## CHALLENGE
Pictures within the data are to be left out; everything else must be reproduced exactly.

########

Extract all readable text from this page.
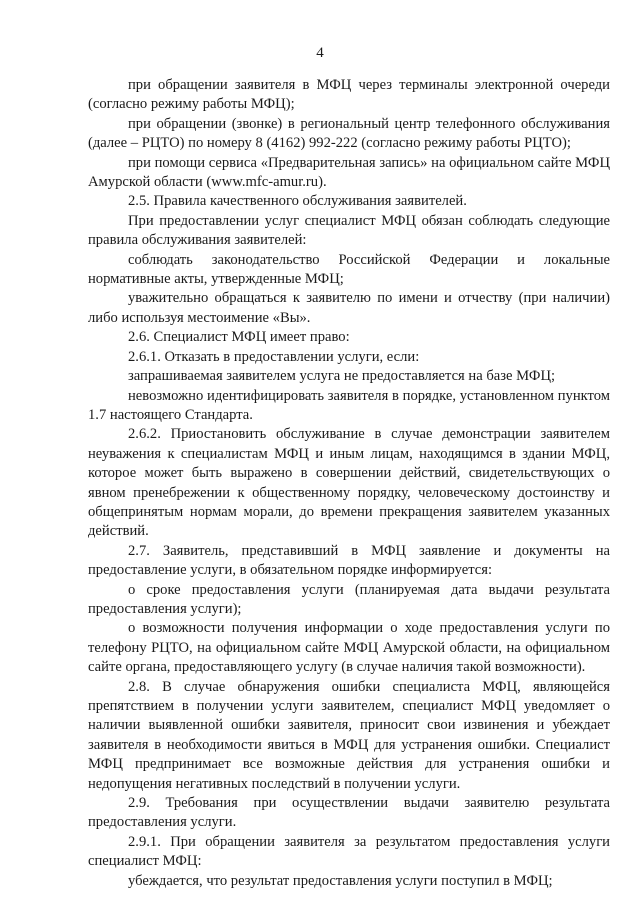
4

при обращении заявителя в МФЦ через терминалы электронной очереди (согласно режиму работы МФЦ);

при обращении (звонке) в региональный центр телефонного обслуживания (далее – РЦТО) по номеру 8 (4162) 992-222 (согласно режиму работы РЦТО);

при помощи сервиса «Предварительная запись» на официальном сайте МФЦ Амурской области (www.mfc-amur.ru).

2.5. Правила качественного обслуживания заявителей.

При предоставлении услуг специалист МФЦ обязан соблюдать следующие правила обслуживания заявителей:

соблюдать законодательство Российской Федерации и локальные нормативные акты, утвержденные МФЦ;

уважительно обращаться к заявителю по имени и отчеству (при наличии) либо используя местоимение «Вы».

2.6. Специалист МФЦ имеет право:

2.6.1. Отказать в предоставлении услуги, если:

запрашиваемая заявителем услуга не предоставляется на базе МФЦ;

невозможно идентифицировать заявителя в порядке, установленном пунктом 1.7 настоящего Стандарта.

2.6.2. Приостановить обслуживание в случае демонстрации заявителем неуважения к специалистам МФЦ и иным лицам, находящимся в здании МФЦ, которое может быть выражено в совершении действий, свидетельствующих о явном пренебрежении к общественному порядку, человеческому достоинству и общепринятым нормам морали, до времени прекращения заявителем указанных действий.

2.7. Заявитель, представивший в МФЦ заявление и документы на предоставление услуги, в обязательном порядке информируется:

о сроке предоставления услуги (планируемая дата выдачи результата предоставления услуги);

о возможности получения информации о ходе предоставления услуги по телефону РЦТО, на официальном сайте МФЦ Амурской области, на официальном сайте органа, предоставляющего услугу (в случае наличия такой возможности).

2.8. В случае обнаружения ошибки специалиста МФЦ, являющейся препятствием в получении услуги заявителем, специалист МФЦ уведомляет о наличии выявленной ошибки заявителя, приносит свои извинения и убеждает заявителя в необходимости явиться в МФЦ для устранения ошибки. Специалист МФЦ предпринимает все возможные действия для устранения ошибки и недопущения негативных последствий в получении услуги.

2.9. Требования при осуществлении выдачи заявителю результата предоставления услуги.

2.9.1. При обращении заявителя за результатом предоставления услуги специалист МФЦ:

убеждается, что результат предоставления услуги поступил в МФЦ;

########

## THE RESULT
Extract all readable text from this page.
4

при обращении заявителя в МФЦ через терминалы электронной очереди (согласно режиму работы МФЦ);

при обращении (звонке) в региональный центр телефонного обслуживания (далее – РЦТО) по номеру 8 (4162) 992-222 (согласно режиму работы РЦТО);

при помощи сервиса «Предварительная запись» на официальном сайте МФЦ Амурской области (www.mfc-amur.ru).

2.5. Правила качественного обслуживания заявителей.

При предоставлении услуг специалист МФЦ обязан соблюдать следующие правила обслуживания заявителей:

соблюдать законодательство Российской Федерации и локальные нормативные акты, утвержденные МФЦ;

уважительно обращаться к заявителю по имени и отчеству (при наличии) либо используя местоимение «Вы».

2.6. Специалист МФЦ имеет право:

2.6.1. Отказать в предоставлении услуги, если:

запрашиваемая заявителем услуга не предоставляется на базе МФЦ;

невозможно идентифицировать заявителя в порядке, установленном пунктом 1.7 настоящего Стандарта.

2.6.2. Приостановить обслуживание в случае демонстрации заявителем неуважения к специалистам МФЦ и иным лицам, находящимся в здании МФЦ, которое может быть выражено в совершении действий, свидетельствующих о явном пренебрежении к общественному порядку, человеческому достоинству и общепринятым нормам морали, до времени прекращения заявителем указанных действий.

2.7. Заявитель, представивший в МФЦ заявление и документы на предоставление услуги, в обязательном порядке информируется:

о сроке предоставления услуги (планируемая дата выдачи результата предоставления услуги);

о возможности получения информации о ходе предоставления услуги по телефону РЦТО, на официальном сайте МФЦ Амурской области, на официальном сайте органа, предоставляющего услугу (в случае наличия такой возможности).

2.8. В случае обнаружения ошибки специалиста МФЦ, являющейся препятствием в получении услуги заявителем, специалист МФЦ уведомляет о наличии выявленной ошибки заявителя, приносит свои извинения и убеждает заявителя в необходимости явиться в МФЦ для устранения ошибки. Специалист МФЦ предпринимает все возможные действия для устранения ошибки и недопущения негативных последствий в получении услуги.

2.9. Требования при осуществлении выдачи заявителю результата предоставления услуги.

2.9.1. При обращении заявителя за результатом предоставления услуги специалист МФЦ:

убеждается, что результат предоставления услуги поступил в МФЦ;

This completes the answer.